# Given task
Find every line in the records below that holds the word "xlabel" and copy it.

# Given data
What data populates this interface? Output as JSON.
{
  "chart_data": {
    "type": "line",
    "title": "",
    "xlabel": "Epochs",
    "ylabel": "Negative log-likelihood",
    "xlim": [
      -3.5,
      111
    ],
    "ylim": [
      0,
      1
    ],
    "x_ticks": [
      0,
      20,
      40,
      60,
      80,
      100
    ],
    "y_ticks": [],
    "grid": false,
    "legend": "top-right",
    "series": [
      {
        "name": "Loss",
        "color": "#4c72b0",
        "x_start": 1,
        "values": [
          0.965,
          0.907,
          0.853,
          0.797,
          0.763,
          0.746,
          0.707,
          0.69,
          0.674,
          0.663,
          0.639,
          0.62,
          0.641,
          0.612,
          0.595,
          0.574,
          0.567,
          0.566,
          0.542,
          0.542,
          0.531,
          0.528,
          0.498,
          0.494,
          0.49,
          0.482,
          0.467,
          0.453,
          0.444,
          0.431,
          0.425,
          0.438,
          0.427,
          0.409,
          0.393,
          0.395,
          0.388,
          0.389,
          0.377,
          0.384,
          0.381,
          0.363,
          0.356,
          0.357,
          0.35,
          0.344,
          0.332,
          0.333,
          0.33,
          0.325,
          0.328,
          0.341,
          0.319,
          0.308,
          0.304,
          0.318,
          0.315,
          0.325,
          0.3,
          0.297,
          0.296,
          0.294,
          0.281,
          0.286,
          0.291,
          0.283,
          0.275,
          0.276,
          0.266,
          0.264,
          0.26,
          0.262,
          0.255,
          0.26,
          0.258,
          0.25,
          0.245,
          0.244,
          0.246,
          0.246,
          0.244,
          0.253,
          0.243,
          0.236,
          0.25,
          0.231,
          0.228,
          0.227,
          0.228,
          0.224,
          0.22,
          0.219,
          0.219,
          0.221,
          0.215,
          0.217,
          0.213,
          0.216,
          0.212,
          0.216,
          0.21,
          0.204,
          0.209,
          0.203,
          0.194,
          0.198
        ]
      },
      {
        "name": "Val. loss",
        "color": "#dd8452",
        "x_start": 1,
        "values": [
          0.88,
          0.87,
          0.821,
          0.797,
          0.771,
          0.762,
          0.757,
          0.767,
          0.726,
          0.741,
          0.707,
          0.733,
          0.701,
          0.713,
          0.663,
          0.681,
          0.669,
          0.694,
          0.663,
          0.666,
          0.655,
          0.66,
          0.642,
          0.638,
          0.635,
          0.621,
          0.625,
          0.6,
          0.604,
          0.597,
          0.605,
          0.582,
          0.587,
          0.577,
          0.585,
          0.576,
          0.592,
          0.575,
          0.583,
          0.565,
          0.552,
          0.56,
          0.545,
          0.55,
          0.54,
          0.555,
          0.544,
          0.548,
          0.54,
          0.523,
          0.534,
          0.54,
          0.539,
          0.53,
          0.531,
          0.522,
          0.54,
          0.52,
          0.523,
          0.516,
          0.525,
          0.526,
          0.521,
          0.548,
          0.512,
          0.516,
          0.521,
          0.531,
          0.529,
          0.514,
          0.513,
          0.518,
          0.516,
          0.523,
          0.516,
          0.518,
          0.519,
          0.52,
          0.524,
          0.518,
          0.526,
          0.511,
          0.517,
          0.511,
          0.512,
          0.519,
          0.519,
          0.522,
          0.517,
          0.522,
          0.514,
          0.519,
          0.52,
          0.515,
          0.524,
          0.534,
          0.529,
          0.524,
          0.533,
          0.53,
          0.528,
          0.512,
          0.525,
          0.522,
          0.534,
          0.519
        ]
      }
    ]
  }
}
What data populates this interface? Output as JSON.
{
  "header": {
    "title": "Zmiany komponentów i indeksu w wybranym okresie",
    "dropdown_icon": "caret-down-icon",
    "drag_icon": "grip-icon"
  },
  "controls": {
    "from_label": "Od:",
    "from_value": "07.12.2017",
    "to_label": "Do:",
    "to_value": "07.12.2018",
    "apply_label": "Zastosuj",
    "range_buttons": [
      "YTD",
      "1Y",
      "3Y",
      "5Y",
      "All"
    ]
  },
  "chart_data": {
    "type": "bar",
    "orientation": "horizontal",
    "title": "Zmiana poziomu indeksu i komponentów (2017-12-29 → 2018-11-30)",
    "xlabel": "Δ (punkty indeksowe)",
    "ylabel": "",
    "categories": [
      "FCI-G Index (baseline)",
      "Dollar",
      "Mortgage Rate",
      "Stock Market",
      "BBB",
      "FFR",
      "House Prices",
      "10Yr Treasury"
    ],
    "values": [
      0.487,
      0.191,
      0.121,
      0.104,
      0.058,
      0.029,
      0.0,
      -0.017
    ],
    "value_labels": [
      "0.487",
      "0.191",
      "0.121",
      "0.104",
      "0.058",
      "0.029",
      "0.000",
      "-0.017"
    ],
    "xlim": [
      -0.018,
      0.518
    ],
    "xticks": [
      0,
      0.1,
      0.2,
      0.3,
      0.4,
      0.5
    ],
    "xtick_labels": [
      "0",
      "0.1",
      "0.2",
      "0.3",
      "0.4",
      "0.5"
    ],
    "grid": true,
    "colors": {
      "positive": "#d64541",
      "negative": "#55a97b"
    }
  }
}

# Complete output
    "xlabel": "Epochs",
    "xlabel": "Δ (punkty indeksowe)",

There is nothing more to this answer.